** Start of Exercise input **

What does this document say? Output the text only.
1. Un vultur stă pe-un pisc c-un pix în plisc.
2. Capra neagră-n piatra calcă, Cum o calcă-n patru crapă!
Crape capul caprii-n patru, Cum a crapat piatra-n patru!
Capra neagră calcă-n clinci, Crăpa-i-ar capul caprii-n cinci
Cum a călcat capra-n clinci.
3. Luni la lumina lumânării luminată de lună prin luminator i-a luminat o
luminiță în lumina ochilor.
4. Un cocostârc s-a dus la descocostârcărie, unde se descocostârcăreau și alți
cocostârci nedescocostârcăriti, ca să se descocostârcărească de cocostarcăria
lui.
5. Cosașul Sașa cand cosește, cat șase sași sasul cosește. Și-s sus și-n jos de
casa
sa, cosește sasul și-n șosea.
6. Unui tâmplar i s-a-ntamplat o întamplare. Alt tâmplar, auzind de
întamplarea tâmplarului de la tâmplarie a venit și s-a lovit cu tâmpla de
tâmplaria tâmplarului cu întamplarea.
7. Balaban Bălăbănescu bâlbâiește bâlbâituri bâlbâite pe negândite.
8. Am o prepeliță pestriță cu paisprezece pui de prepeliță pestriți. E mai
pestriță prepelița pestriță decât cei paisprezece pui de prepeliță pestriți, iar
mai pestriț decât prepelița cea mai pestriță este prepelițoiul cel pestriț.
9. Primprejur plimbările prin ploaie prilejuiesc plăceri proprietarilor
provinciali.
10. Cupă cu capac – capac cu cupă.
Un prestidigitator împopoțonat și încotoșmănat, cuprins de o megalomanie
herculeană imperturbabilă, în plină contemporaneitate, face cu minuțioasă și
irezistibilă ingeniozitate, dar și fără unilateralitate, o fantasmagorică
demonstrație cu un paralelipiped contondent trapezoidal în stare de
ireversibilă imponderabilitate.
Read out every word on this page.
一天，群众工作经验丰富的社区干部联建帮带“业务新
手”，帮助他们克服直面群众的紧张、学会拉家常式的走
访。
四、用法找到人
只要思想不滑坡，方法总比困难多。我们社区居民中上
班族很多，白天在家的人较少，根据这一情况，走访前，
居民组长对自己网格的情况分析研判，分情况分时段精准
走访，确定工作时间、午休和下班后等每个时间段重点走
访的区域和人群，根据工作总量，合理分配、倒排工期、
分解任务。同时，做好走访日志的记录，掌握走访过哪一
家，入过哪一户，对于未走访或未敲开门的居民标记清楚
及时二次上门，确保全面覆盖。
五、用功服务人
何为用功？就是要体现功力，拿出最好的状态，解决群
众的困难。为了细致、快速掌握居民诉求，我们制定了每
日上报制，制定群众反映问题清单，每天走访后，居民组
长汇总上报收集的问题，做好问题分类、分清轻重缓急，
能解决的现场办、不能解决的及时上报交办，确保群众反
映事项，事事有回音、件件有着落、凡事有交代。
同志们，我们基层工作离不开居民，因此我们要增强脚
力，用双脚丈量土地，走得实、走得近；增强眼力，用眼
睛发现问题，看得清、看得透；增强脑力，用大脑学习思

** End of Exercise input **

▶ **What to produce**
Output an exact copy of the lines beginning at the one that holds "Read out every word on this page." and running through the final line of the records.

▶ **Answer for this exercise**
Read out every word on this page.
一天，群众工作经验丰富的社区干部联建帮带“业务新
手”，帮助他们克服直面群众的紧张、学会拉家常式的走
访。
四、用法找到人
只要思想不滑坡，方法总比困难多。我们社区居民中上
班族很多，白天在家的人较少，根据这一情况，走访前，
居民组长对自己网格的情况分析研判，分情况分时段精准
走访，确定工作时间、午休和下班后等每个时间段重点走
访的区域和人群，根据工作总量，合理分配、倒排工期、
分解任务。同时，做好走访日志的记录，掌握走访过哪一
家，入过哪一户，对于未走访或未敲开门的居民标记清楚
及时二次上门，确保全面覆盖。
五、用功服务人
何为用功？就是要体现功力，拿出最好的状态，解决群
众的困难。为了细致、快速掌握居民诉求，我们制定了每
日上报制，制定群众反映问题清单，每天走访后，居民组
长汇总上报收集的问题，做好问题分类、分清轻重缓急，
能解决的现场办、不能解决的及时上报交办，确保群众反
映事项，事事有回音、件件有着落、凡事有交代。
同志们，我们基层工作离不开居民，因此我们要增强脚
力，用双脚丈量土地，走得实、走得近；增强眼力，用眼
睛发现问题，看得清、看得透；增强脑力，用大脑学习思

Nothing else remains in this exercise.